▶ _Given request_
Pull out every line in the data that has the string "Reference" in it.

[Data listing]
· · · · · · ·

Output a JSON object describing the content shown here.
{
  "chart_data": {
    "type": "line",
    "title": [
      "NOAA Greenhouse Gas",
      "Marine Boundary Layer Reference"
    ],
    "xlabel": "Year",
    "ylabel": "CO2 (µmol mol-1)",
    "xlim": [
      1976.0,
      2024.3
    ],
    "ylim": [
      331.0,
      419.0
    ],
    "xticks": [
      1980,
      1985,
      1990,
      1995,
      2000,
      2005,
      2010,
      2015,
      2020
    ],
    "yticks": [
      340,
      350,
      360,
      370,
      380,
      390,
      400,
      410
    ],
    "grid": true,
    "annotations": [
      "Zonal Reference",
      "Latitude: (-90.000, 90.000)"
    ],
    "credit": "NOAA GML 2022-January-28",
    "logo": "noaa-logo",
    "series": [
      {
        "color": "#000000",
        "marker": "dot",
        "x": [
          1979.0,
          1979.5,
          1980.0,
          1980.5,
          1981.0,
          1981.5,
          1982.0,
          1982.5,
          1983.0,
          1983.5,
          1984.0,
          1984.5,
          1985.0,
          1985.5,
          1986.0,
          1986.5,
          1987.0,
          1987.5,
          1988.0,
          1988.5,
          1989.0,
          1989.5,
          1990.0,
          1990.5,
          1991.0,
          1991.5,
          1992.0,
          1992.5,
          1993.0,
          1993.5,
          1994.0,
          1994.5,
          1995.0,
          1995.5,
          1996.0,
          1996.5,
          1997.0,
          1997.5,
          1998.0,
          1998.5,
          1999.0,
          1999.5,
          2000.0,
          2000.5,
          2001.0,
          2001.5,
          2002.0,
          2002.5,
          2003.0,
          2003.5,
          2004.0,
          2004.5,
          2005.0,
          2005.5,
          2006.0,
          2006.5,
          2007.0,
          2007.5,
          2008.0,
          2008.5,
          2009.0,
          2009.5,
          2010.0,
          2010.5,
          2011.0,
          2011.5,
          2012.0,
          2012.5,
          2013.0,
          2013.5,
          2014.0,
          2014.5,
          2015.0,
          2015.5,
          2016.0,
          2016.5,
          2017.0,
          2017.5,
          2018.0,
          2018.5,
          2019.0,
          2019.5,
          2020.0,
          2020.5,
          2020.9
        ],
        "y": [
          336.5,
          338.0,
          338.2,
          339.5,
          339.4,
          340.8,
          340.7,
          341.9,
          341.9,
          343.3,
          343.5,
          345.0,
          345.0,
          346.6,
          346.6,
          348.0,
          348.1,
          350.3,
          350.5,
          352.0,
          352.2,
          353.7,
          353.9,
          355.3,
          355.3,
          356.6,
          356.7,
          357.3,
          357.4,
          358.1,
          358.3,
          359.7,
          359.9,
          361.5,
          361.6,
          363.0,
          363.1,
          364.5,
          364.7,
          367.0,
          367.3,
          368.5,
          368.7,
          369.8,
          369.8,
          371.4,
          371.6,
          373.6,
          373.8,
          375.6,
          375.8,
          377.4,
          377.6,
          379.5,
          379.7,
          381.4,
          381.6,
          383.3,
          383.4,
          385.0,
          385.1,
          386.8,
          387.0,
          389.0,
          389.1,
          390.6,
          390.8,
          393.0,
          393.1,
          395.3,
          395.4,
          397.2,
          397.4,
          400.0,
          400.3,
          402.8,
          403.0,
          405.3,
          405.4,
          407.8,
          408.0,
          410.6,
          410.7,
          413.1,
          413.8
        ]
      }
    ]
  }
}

· · · · · · ·

▶ _Output_
      "Marine Boundary Layer Reference"
      "Zonal Reference",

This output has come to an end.